WHAT THE EXERCISE ASKS ->
Copy out the data exactly, leaving the pictures behind.

DATA FOR THIS EXERCISE ->

START

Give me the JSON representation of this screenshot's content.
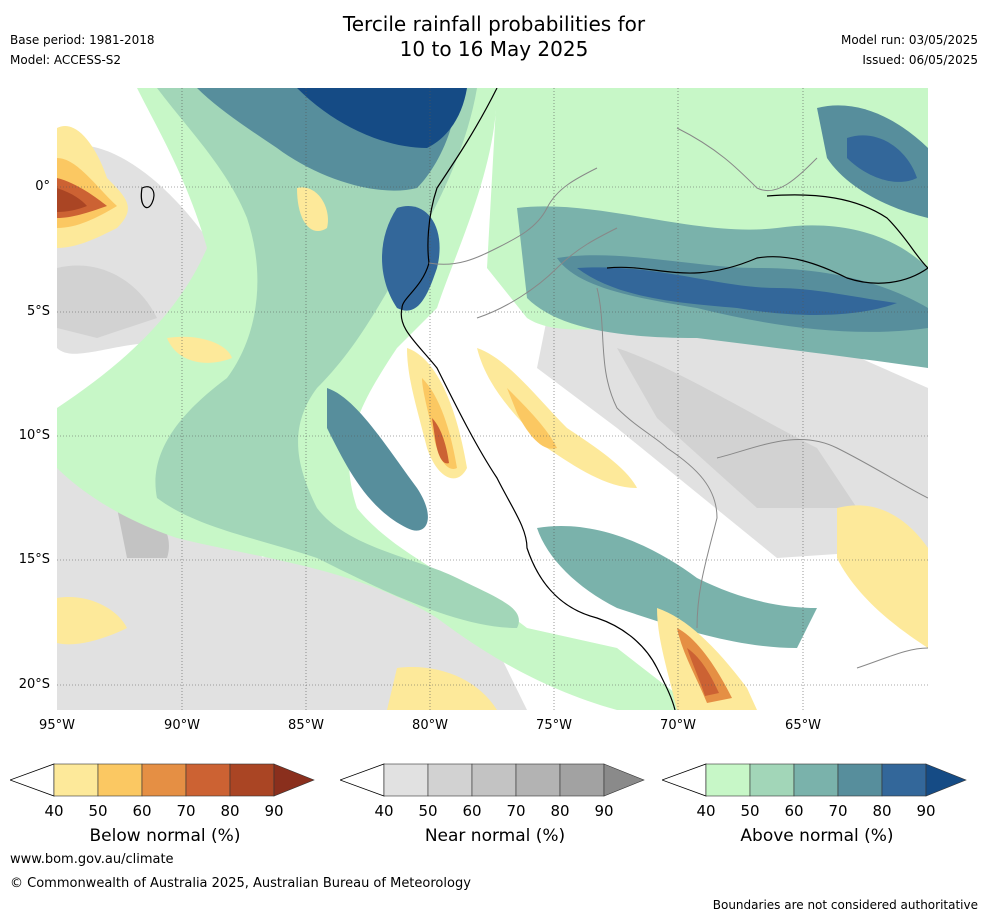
{
  "title_line1": "Tercile rainfall probabilities for",
  "title_line2": "10 to 16 May 2025",
  "base_period": "Base period: 1981-2018",
  "model": "Model: ACCESS-S2",
  "model_run": "Model run: 03/05/2025",
  "issued": "Issued: 06/05/2025",
  "lat_labels": [
    "0°",
    "5°S",
    "10°S",
    "15°S",
    "20°S"
  ],
  "lon_labels": [
    "95°W",
    "90°W",
    "85°W",
    "80°W",
    "75°W",
    "70°W",
    "65°W"
  ],
  "legends": {
    "below": {
      "title": "Below normal (%)",
      "ticks": [
        "40",
        "50",
        "60",
        "70",
        "80",
        "90"
      ],
      "colors": [
        "#fde99a",
        "#fbc862",
        "#e58f44",
        "#cc6233",
        "#aa4524",
        "#8a2f1d"
      ]
    },
    "near": {
      "title": "Near normal (%)",
      "ticks": [
        "40",
        "50",
        "60",
        "70",
        "80",
        "90"
      ],
      "colors": [
        "#e1e1e1",
        "#d2d2d2",
        "#c3c3c3",
        "#b3b3b3",
        "#a2a2a2",
        "#8a8a8a"
      ]
    },
    "above": {
      "title": "Above normal (%)",
      "ticks": [
        "40",
        "50",
        "60",
        "70",
        "80",
        "90"
      ],
      "colors": [
        "#c7f7c7",
        "#a2d6b8",
        "#7ab2ab",
        "#578e9c",
        "#33679a",
        "#154b85"
      ]
    }
  },
  "footer_url": "www.bom.gov.au/climate",
  "copyright": "© Commonwealth of Australia 2025, Australian Bureau of Meteorology",
  "disclaimer": "Boundaries are not considered authoritative"
}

END

TASK RESPONSE ->
Give me the JSON representation of this screenshot's content.
{
  "title_line1": "Tercile rainfall probabilities for",
  "title_line2": "10 to 16 May 2025",
  "base_period": "Base period: 1981-2018",
  "model": "Model: ACCESS-S2",
  "model_run": "Model run: 03/05/2025",
  "issued": "Issued: 06/05/2025",
  "lat_labels": [
    "0°",
    "5°S",
    "10°S",
    "15°S",
    "20°S"
  ],
  "lon_labels": [
    "95°W",
    "90°W",
    "85°W",
    "80°W",
    "75°W",
    "70°W",
    "65°W"
  ],
  "legends": {
    "below": {
      "title": "Below normal (%)",
      "ticks": [
        "40",
        "50",
        "60",
        "70",
        "80",
        "90"
      ],
      "colors": [
        "#fde99a",
        "#fbc862",
        "#e58f44",
        "#cc6233",
        "#aa4524",
        "#8a2f1d"
      ]
    },
    "near": {
      "title": "Near normal (%)",
      "ticks": [
        "40",
        "50",
        "60",
        "70",
        "80",
        "90"
      ],
      "colors": [
        "#e1e1e1",
        "#d2d2d2",
        "#c3c3c3",
        "#b3b3b3",
        "#a2a2a2",
        "#8a8a8a"
      ]
    },
    "above": {
      "title": "Above normal (%)",
      "ticks": [
        "40",
        "50",
        "60",
        "70",
        "80",
        "90"
      ],
      "colors": [
        "#c7f7c7",
        "#a2d6b8",
        "#7ab2ab",
        "#578e9c",
        "#33679a",
        "#154b85"
      ]
    }
  },
  "footer_url": "www.bom.gov.au/climate",
  "copyright": "© Commonwealth of Australia 2025, Australian Bureau of Meteorology",
  "disclaimer": "Boundaries are not considered authoritative"
}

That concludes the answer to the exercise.